## ТЕКСТ
Экипажный и кухонный персонал были быстро организованы, началась регулярная домашняя жизнь, выстроили мол, и на десятый день мы могли выкупаться в море, что привело Адини и меня в восторг, в то время как Мэри. которая отчаянно мерзла, должна была от купанья отказаться. Мы приняли тридцать морских ванн, и успех был налицо. Маленький дворец в Екатеринентале был построен Петром Великим. Там росли чудесные каштаны, собственноручно им посаженные. Зал рококо в бельэтаже имел террасу вдоль главного портала, с которой можно было попасть в верхний сад. Этот сад был отведен для нас, в то время как остальная часть парка была открыта для публики.

По воскресеньям там играл военным оркестр. Нам надевали наши красивейшие платья, шляпы, подбитые розовым муслином, и рука об руку мы должны были проходить через публику, собравшуюся, чтобы видеть царских детей. Должна сказать, что мне было гораздо приятнее смотреть самой, чем давать себя разглядывать. Такие прогулки были обязанностью.

Мы должны были также принимать сановников: военного губернатора Палена, гражданского губернатора Бенкендорфа, коменданта Паткуля, отца Сашиного друга детских игр, которому мы сделали визит, посетив его прекрасный загородный дом, расположенный на высоте над городом. Там было целое гнездо детей и внуков, и делалось все, чтобы развлекать нас. Между прочим, у них состоялся в нашу честь деревенский праздник с играми и танцами, девушки в красивых национальных костюмах, юноши - скорее некрасивые, с длинными белесыми волосами. Капитан Литке передал нас на это время под покровительство некоего господина де Россильона, швейцарца по происхождению, любезного старичка, умевшего самым веселым образом поучать нас. Когда он появлялся у нас по утрам с букетом роз, мы уже бежали ему навстречу. С его программой дня мы всегда были согласны. Он водил нас к "длинному Герману" и "Толстой Маргарите" - городским башням; показывал нам Клуб Черноголовых с залом, где висели гербы эстляндского дворянства, и рассказывал о монастыре Св. Бригитты и легенду его зарождения.

25 июня в Екатеринентале был молебен с парадом войск. Выстроился Невский пехотный полк и раздавали медали в память Турецкого похода. Эта военная сцена захватила нас и привела в восторг.

Через несколько дней мы прервали нашу ревельскую жизнь, чтобы со всеми вместе праздновать в Петергофе рождение Мама. Вечером был феерический балет в саду Монплезира перед бьющими фонтанами, освещенными бенгальским огнем. До августа мы еще оставались в Ревело, чтобы потом последовать за нашими Родителями в Царское Село.

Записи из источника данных
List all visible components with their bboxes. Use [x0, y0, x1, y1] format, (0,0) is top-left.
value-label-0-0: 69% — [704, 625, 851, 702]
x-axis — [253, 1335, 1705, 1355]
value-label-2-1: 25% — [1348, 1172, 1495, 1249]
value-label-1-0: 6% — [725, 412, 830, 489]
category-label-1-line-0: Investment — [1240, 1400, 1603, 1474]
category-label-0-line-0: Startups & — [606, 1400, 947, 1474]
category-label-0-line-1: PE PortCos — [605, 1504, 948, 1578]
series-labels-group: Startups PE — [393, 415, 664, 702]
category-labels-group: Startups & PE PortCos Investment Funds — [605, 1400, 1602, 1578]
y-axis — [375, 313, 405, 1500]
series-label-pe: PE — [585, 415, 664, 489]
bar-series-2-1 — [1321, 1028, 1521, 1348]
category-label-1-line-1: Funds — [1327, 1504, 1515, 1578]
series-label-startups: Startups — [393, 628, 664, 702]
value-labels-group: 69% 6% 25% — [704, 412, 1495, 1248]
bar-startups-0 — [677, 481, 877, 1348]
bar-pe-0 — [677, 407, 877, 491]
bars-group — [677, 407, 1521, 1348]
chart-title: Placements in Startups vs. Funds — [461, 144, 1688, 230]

## ЗАДАНИЕ 1
Кем, согласно тексту, был построен маленький дворец в Екатеринентале?
## ЗАДАНИЕ 2
Перепишите фрагмент текста, который начинается со слов «По воскресеньям там» и заканчивается словами «прогулки были обязанностью.», заменив «платья» на «наряды».

## РЕШЕНИЕ 1
Петром Великим.

## РЕШЕНИЕ 2
По воскресеньям там играл военным оркестр. Нам надевали наши красивейшие наряды, шляпы, подбитые розовым муслином, и рука об руку мы должны были проходить через публику, собравшуюся, чтобы видеть царских детей. Должна сказать, что мне было гораздо приятнее смотреть самой, чем давать себя разглядывать. Такие прогулки были обязанностью.